Exercise description:
Search the records for the word "true" and pick out every line that has it.

____ Listed records

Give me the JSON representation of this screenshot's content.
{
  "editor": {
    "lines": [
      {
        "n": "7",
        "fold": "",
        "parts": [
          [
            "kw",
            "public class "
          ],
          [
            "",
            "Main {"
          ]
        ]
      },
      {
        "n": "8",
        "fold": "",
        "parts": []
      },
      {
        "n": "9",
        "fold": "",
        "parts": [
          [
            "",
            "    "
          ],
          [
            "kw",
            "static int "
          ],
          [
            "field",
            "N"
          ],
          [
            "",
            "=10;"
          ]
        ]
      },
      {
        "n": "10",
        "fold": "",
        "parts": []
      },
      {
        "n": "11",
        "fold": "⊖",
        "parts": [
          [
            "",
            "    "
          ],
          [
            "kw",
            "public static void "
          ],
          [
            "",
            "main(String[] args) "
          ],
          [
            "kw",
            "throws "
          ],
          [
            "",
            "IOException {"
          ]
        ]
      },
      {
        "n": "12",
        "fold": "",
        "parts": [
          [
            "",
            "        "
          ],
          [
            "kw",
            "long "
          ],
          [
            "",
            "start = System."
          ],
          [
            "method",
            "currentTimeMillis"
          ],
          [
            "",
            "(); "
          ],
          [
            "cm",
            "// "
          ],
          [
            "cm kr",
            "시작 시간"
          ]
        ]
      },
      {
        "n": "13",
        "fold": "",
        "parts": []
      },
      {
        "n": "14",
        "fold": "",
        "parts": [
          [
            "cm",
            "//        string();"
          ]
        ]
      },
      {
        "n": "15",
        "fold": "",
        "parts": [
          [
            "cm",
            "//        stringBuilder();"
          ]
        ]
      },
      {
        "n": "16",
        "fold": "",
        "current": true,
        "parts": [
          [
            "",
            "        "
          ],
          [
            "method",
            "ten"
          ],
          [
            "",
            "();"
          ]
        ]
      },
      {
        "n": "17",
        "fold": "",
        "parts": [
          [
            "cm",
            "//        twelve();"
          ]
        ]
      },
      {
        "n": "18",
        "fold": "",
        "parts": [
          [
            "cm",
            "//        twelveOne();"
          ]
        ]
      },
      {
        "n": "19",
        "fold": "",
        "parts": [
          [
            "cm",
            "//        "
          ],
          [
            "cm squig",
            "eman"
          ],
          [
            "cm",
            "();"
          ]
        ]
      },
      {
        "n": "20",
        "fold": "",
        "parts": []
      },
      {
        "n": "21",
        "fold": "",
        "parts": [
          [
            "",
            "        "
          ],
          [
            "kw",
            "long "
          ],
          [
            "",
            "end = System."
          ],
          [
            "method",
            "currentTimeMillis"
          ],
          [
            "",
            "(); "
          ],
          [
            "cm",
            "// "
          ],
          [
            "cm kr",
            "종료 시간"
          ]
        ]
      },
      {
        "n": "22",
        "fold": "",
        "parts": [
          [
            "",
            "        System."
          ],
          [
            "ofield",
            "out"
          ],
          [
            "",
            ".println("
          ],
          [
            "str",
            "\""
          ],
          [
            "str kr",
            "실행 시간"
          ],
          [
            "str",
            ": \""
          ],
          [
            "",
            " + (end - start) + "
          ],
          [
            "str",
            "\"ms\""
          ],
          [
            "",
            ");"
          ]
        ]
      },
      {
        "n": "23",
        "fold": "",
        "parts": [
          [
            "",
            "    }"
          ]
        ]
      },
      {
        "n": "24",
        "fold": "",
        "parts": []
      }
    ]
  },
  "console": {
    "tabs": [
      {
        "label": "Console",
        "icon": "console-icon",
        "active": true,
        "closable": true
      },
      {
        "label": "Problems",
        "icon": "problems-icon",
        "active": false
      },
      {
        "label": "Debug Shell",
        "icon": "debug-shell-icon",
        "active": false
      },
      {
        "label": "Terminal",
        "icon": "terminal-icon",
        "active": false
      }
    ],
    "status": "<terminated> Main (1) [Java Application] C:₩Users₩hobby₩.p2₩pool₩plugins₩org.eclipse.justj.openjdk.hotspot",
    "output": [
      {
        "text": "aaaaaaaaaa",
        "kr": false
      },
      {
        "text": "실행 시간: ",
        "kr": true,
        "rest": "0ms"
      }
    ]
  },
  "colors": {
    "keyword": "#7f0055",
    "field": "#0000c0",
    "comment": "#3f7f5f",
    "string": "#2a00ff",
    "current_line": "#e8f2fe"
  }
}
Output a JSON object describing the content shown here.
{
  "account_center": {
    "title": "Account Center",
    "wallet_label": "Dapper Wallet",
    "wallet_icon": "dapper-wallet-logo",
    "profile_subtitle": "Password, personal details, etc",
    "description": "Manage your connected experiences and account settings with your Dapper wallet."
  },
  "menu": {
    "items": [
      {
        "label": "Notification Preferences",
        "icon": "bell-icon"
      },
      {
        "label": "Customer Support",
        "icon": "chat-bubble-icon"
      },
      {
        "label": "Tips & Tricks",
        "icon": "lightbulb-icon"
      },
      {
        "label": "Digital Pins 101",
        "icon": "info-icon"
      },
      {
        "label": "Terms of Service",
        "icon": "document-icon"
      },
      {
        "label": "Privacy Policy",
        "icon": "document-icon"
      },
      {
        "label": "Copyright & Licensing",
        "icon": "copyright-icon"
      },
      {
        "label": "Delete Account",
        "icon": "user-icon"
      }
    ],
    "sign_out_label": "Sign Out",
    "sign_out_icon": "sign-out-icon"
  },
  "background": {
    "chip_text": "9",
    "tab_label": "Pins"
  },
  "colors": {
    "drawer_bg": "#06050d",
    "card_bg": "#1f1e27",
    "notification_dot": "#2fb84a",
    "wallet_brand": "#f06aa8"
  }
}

________

Full answer:
        "current": true,
        "active": true,
        "closable": true
        "kr": true,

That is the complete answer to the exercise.